What you will do
Gather all lines in the records below that include the word "label".

++++++++++

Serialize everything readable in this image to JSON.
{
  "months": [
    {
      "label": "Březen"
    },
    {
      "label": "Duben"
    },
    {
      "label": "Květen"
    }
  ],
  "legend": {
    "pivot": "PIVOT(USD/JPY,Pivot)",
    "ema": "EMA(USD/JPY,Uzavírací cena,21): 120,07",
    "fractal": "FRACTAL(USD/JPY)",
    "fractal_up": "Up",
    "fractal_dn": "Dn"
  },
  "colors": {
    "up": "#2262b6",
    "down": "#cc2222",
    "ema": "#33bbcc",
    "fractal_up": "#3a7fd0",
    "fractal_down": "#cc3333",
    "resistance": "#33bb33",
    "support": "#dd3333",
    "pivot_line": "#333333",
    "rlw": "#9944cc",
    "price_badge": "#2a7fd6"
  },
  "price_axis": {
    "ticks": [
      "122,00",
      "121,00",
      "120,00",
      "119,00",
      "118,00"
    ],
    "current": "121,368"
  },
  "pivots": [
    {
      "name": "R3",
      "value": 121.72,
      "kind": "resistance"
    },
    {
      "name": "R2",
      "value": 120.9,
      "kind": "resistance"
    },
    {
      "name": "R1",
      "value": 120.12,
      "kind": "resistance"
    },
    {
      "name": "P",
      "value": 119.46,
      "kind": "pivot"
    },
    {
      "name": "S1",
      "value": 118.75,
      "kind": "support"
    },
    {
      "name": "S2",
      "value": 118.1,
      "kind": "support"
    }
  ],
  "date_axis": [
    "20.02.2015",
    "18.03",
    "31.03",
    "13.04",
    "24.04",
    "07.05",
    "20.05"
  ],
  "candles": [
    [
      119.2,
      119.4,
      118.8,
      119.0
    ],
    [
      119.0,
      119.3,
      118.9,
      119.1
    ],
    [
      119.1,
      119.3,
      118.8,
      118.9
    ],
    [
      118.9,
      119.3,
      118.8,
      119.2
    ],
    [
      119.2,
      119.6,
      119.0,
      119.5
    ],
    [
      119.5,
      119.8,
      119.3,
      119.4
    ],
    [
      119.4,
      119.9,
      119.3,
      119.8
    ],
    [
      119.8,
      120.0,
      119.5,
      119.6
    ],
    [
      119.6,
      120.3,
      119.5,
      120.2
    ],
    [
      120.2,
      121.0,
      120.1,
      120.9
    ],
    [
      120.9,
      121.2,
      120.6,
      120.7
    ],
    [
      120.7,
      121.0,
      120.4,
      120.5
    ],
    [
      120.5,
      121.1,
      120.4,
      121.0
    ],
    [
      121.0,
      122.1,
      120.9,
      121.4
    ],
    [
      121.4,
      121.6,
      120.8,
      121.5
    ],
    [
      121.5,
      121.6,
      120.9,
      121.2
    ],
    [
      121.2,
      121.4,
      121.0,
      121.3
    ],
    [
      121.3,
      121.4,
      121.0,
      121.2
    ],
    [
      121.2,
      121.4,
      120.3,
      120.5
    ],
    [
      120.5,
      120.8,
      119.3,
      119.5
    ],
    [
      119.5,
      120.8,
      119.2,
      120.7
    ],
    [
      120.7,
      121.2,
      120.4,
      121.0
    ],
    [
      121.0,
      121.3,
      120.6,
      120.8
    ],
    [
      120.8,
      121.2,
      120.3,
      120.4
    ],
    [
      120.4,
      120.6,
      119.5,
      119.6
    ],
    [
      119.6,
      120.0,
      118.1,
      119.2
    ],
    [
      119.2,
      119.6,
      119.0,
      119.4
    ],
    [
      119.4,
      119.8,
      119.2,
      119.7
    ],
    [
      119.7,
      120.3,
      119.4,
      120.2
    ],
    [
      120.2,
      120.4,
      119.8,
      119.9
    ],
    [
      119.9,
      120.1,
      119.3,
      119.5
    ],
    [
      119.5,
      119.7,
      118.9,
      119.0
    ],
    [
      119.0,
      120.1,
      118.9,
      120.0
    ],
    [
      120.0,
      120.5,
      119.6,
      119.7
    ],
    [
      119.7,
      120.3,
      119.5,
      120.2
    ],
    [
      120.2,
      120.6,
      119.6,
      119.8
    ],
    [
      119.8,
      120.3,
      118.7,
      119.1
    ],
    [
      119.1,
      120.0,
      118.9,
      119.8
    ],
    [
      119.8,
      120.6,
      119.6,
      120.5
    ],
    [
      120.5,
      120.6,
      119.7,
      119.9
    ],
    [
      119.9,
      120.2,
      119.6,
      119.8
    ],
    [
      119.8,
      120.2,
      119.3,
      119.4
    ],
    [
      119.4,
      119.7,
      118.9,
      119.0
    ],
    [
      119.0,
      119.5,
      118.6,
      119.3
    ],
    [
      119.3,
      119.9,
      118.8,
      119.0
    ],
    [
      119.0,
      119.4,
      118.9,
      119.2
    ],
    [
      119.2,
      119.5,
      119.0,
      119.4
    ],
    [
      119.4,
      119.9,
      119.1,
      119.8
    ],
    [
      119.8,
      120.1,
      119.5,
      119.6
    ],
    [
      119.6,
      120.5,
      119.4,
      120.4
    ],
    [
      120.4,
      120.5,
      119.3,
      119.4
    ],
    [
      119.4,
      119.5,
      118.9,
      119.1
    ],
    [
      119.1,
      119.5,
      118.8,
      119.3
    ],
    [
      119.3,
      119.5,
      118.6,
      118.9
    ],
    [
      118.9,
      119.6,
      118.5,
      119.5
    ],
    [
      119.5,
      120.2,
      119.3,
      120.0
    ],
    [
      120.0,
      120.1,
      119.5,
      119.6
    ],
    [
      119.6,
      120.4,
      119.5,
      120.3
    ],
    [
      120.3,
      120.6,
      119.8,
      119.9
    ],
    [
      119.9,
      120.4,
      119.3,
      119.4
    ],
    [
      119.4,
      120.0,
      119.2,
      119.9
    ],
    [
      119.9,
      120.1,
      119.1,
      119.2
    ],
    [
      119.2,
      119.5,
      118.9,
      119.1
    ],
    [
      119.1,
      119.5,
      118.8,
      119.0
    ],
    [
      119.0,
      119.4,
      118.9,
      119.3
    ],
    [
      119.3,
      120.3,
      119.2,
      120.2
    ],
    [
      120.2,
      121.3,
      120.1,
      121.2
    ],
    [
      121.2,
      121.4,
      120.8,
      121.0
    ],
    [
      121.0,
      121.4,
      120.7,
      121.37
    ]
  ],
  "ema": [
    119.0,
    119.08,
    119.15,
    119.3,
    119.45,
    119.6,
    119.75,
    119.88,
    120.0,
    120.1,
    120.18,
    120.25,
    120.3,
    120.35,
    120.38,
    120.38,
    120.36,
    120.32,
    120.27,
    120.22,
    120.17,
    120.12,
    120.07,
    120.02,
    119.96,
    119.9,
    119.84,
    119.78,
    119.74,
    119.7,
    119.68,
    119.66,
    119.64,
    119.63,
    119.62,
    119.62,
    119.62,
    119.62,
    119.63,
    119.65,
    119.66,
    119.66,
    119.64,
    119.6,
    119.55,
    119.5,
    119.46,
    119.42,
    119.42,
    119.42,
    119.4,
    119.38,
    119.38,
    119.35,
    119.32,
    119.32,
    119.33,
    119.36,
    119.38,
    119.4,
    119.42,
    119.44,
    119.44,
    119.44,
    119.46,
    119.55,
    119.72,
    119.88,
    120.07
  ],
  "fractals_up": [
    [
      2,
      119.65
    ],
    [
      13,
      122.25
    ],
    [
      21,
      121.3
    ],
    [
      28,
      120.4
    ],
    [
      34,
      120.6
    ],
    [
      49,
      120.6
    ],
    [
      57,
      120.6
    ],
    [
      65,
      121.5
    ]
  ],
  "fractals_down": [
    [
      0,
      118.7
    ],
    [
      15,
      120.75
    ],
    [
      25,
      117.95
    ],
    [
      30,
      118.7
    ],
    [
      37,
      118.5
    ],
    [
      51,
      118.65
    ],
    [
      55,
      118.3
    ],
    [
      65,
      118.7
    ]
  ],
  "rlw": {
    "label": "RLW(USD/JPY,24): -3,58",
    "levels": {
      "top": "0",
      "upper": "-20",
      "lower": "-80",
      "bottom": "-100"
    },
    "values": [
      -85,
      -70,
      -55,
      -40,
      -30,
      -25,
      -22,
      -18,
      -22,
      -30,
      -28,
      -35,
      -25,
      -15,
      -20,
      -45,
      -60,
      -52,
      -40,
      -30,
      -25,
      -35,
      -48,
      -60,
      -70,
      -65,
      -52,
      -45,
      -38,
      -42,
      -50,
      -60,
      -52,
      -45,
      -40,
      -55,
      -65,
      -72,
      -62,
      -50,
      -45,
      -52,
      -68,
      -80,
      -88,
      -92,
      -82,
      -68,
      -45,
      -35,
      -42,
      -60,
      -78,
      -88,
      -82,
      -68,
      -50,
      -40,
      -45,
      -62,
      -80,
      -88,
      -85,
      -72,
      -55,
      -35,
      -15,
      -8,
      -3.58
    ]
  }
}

++++++++++

Written reply
      "label": "Březen"
      "label": "Duben"
      "label": "Květen"
    "label": "RLW(USD/JPY,24): -3,58",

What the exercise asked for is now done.